THE EXERCISE –
Find each line with "Wurth" and copy it.

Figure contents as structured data
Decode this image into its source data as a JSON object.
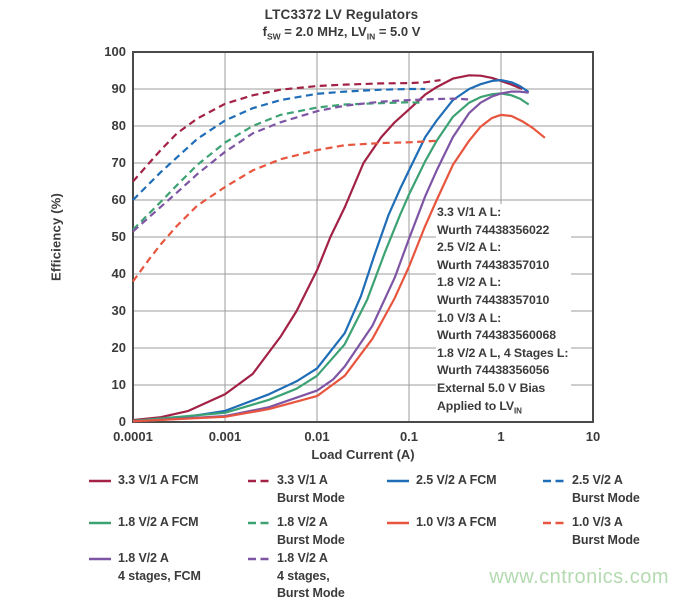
{
  "watermark": "www.cntronics.com",
  "chart_data": {
    "type": "line",
    "title": "LTC3372 LV Regulators",
    "subtitle_parts": {
      "f": "f",
      "f_sub": "SW",
      "mid": " = 2.0 MHz, LV",
      "mid_sub": "IN",
      "end": " = 5.0 V"
    },
    "xlabel": "Load Current (A)",
    "ylabel": "Efficiency (%)",
    "x_scale": "log",
    "xlim": [
      0.0001,
      10
    ],
    "ylim": [
      0,
      100
    ],
    "x_ticks": [
      "0.0001",
      "0.001",
      "0.01",
      "0.1",
      "1",
      "10"
    ],
    "y_ticks": [
      0,
      10,
      20,
      30,
      40,
      50,
      60,
      70,
      80,
      90,
      100
    ],
    "grid": true,
    "legend_position": "bottom",
    "annotation": [
      {
        "text": "3.3 V/1 A L:"
      },
      {
        "text": "Wurth 74438356022"
      },
      {
        "text": "2.5 V/2 A L:"
      },
      {
        "text": "Wurth 74438357010"
      },
      {
        "text": "1.8 V/2 A L:"
      },
      {
        "text": "Wurth 74438357010"
      },
      {
        "text": "1.0 V/3 A L:"
      },
      {
        "text": "Wurth 744383560068"
      },
      {
        "text": "1.8 V/2 A L, 4 Stages L:"
      },
      {
        "text": "Wurth 74438356056"
      },
      {
        "text": "External 5.0 V Bias"
      },
      {
        "text": "Applied to LV",
        "sub": "IN"
      }
    ],
    "series": [
      {
        "name": "3.3 V/1 A FCM",
        "style": "solid",
        "color": "#a22145",
        "points": [
          [
            0.0001,
            0.5
          ],
          [
            0.0002,
            1.3
          ],
          [
            0.0004,
            3
          ],
          [
            0.001,
            7.5
          ],
          [
            0.002,
            13
          ],
          [
            0.004,
            23
          ],
          [
            0.006,
            30
          ],
          [
            0.01,
            41
          ],
          [
            0.014,
            50
          ],
          [
            0.02,
            58
          ],
          [
            0.032,
            70
          ],
          [
            0.05,
            77
          ],
          [
            0.07,
            81
          ],
          [
            0.1,
            84.5
          ],
          [
            0.15,
            88.5
          ],
          [
            0.2,
            90.5
          ],
          [
            0.3,
            92.8
          ],
          [
            0.45,
            93.7
          ],
          [
            0.6,
            93.6
          ],
          [
            0.8,
            93
          ],
          [
            1,
            92.2
          ],
          [
            1.3,
            91.2
          ],
          [
            1.7,
            90
          ]
        ]
      },
      {
        "name": "2.5 V/2 A FCM",
        "style": "solid",
        "color": "#1e6db6",
        "points": [
          [
            0.0001,
            0.3
          ],
          [
            0.0003,
            1
          ],
          [
            0.001,
            3
          ],
          [
            0.003,
            7.5
          ],
          [
            0.006,
            11
          ],
          [
            0.01,
            14.5
          ],
          [
            0.02,
            24
          ],
          [
            0.03,
            34
          ],
          [
            0.042,
            45
          ],
          [
            0.06,
            56
          ],
          [
            0.08,
            63
          ],
          [
            0.1,
            68
          ],
          [
            0.15,
            77
          ],
          [
            0.2,
            81.5
          ],
          [
            0.3,
            87
          ],
          [
            0.45,
            90
          ],
          [
            0.6,
            91.3
          ],
          [
            0.8,
            92.2
          ],
          [
            1,
            92.4
          ],
          [
            1.3,
            91.8
          ],
          [
            1.6,
            90.8
          ],
          [
            2,
            89.2
          ]
        ]
      },
      {
        "name": "1.8 V/2 A FCM",
        "style": "solid",
        "color": "#3da273",
        "points": [
          [
            0.0001,
            0.3
          ],
          [
            0.001,
            2.5
          ],
          [
            0.003,
            6
          ],
          [
            0.006,
            9
          ],
          [
            0.01,
            12.5
          ],
          [
            0.02,
            21
          ],
          [
            0.035,
            33
          ],
          [
            0.055,
            46
          ],
          [
            0.08,
            56
          ],
          [
            0.1,
            61.5
          ],
          [
            0.15,
            70.5
          ],
          [
            0.2,
            76
          ],
          [
            0.3,
            82.5
          ],
          [
            0.45,
            86.3
          ],
          [
            0.6,
            87.8
          ],
          [
            0.8,
            88.6
          ],
          [
            1,
            88.8
          ],
          [
            1.3,
            88.3
          ],
          [
            1.6,
            87.4
          ],
          [
            2,
            85.8
          ]
        ]
      },
      {
        "name": "1.8 V/2 A 4 stages, FCM",
        "style": "solid",
        "color": "#7e55a4",
        "points": [
          [
            0.0001,
            0.2
          ],
          [
            0.001,
            1.6
          ],
          [
            0.003,
            4
          ],
          [
            0.01,
            8.5
          ],
          [
            0.015,
            11.5
          ],
          [
            0.02,
            15
          ],
          [
            0.04,
            26
          ],
          [
            0.07,
            39
          ],
          [
            0.1,
            49.5
          ],
          [
            0.15,
            61
          ],
          [
            0.2,
            68
          ],
          [
            0.3,
            77
          ],
          [
            0.45,
            83.5
          ],
          [
            0.6,
            86.3
          ],
          [
            0.8,
            88
          ],
          [
            1,
            88.8
          ],
          [
            1.3,
            89.3
          ],
          [
            1.6,
            89.3
          ],
          [
            2,
            89
          ]
        ]
      },
      {
        "name": "1.0 V/3 A FCM",
        "style": "solid",
        "color": "#e8553e",
        "points": [
          [
            0.0001,
            0.2
          ],
          [
            0.001,
            1.4
          ],
          [
            0.003,
            3.5
          ],
          [
            0.01,
            7
          ],
          [
            0.02,
            12.5
          ],
          [
            0.04,
            22.5
          ],
          [
            0.07,
            33.5
          ],
          [
            0.1,
            42
          ],
          [
            0.15,
            53
          ],
          [
            0.2,
            60
          ],
          [
            0.3,
            69.5
          ],
          [
            0.45,
            76
          ],
          [
            0.6,
            79.8
          ],
          [
            0.8,
            82.2
          ],
          [
            1,
            83
          ],
          [
            1.3,
            82.7
          ],
          [
            1.7,
            81.3
          ],
          [
            2.2,
            79.5
          ],
          [
            3,
            76.8
          ]
        ]
      },
      {
        "name": "3.3 V/1 A Burst Mode",
        "style": "dashed",
        "color": "#a22145",
        "points": [
          [
            0.0001,
            65
          ],
          [
            0.00015,
            70
          ],
          [
            0.0002,
            73.5
          ],
          [
            0.0003,
            78
          ],
          [
            0.0005,
            82
          ],
          [
            0.001,
            86
          ],
          [
            0.002,
            88.3
          ],
          [
            0.004,
            89.8
          ],
          [
            0.007,
            90.4
          ],
          [
            0.01,
            90.8
          ],
          [
            0.02,
            91.2
          ],
          [
            0.05,
            91.5
          ],
          [
            0.1,
            91.6
          ],
          [
            0.15,
            91.8
          ],
          [
            0.22,
            92.4
          ]
        ]
      },
      {
        "name": "2.5 V/2 A Burst Mode",
        "style": "dashed",
        "color": "#1e6db6",
        "points": [
          [
            0.0001,
            60
          ],
          [
            0.0002,
            67.5
          ],
          [
            0.0003,
            71.5
          ],
          [
            0.0005,
            76.5
          ],
          [
            0.001,
            81.5
          ],
          [
            0.002,
            84.8
          ],
          [
            0.004,
            87
          ],
          [
            0.01,
            88.7
          ],
          [
            0.02,
            89.3
          ],
          [
            0.05,
            89.8
          ],
          [
            0.1,
            90
          ],
          [
            0.15,
            90
          ]
        ]
      },
      {
        "name": "1.8 V/2 A Burst Mode",
        "style": "dashed",
        "color": "#3da273",
        "points": [
          [
            0.0001,
            52
          ],
          [
            0.0002,
            59.5
          ],
          [
            0.0003,
            64
          ],
          [
            0.0005,
            69.5
          ],
          [
            0.001,
            75.5
          ],
          [
            0.002,
            80
          ],
          [
            0.004,
            83
          ],
          [
            0.01,
            85
          ],
          [
            0.02,
            85.8
          ],
          [
            0.05,
            86.2
          ],
          [
            0.1,
            86.4
          ],
          [
            0.13,
            86.3
          ]
        ]
      },
      {
        "name": "1.8 V/2 A 4 stages, Burst Mode",
        "style": "dashed",
        "color": "#7e55a4",
        "points": [
          [
            0.0001,
            51.5
          ],
          [
            0.0003,
            62
          ],
          [
            0.0005,
            67
          ],
          [
            0.001,
            73
          ],
          [
            0.002,
            78
          ],
          [
            0.004,
            81
          ],
          [
            0.01,
            84
          ],
          [
            0.02,
            85.5
          ],
          [
            0.05,
            86.6
          ],
          [
            0.1,
            87
          ],
          [
            0.2,
            87.3
          ],
          [
            0.3,
            87.4
          ],
          [
            0.45,
            87.2
          ]
        ]
      },
      {
        "name": "1.0 V/3 A Burst Mode",
        "style": "dashed",
        "color": "#e8553e",
        "points": [
          [
            0.0001,
            38
          ],
          [
            0.00015,
            44
          ],
          [
            0.0002,
            48
          ],
          [
            0.0003,
            53
          ],
          [
            0.0005,
            58.5
          ],
          [
            0.001,
            63.5
          ],
          [
            0.002,
            68
          ],
          [
            0.004,
            71
          ],
          [
            0.01,
            73.5
          ],
          [
            0.02,
            74.8
          ],
          [
            0.05,
            75.4
          ],
          [
            0.1,
            75.6
          ],
          [
            0.2,
            76
          ]
        ]
      }
    ],
    "legend": {
      "columns": [
        [
          {
            "label_lines": [
              "3.3 V/1 A FCM"
            ],
            "color": "#a22145",
            "dash": false
          },
          {
            "label_lines": [
              "1.8 V/2 A FCM"
            ],
            "color": "#3da273",
            "dash": false
          },
          {
            "label_lines": [
              "1.8 V/2 A",
              "4 stages, FCM"
            ],
            "color": "#7e55a4",
            "dash": false
          }
        ],
        [
          {
            "label_lines": [
              "3.3 V/1 A",
              "Burst Mode"
            ],
            "color": "#a22145",
            "dash": true
          },
          {
            "label_lines": [
              "1.8 V/2 A",
              "Burst Mode"
            ],
            "color": "#3da273",
            "dash": true
          },
          {
            "label_lines": [
              "1.8 V/2 A",
              "4 stages,",
              "Burst Mode"
            ],
            "color": "#7e55a4",
            "dash": true
          }
        ],
        [
          {
            "label_lines": [
              "2.5 V/2 A FCM"
            ],
            "color": "#1e6db6",
            "dash": false
          },
          {
            "label_lines": [
              "1.0 V/3 A FCM"
            ],
            "color": "#e8553e",
            "dash": false
          }
        ],
        [
          {
            "label_lines": [
              "2.5 V/2 A",
              "Burst Mode"
            ],
            "color": "#1e6db6",
            "dash": true
          },
          {
            "label_lines": [
              "1.0 V/3 A",
              "Burst Mode"
            ],
            "color": "#e8553e",
            "dash": true
          }
        ]
      ]
    }
  }
}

SOLUTION TO THE EXERCISE –
        "text": "Wurth 74438356022"
        "text": "Wurth 74438357010"
        "text": "Wurth 74438357010"
        "text": "Wurth 744383560068"
        "text": "Wurth 74438356056"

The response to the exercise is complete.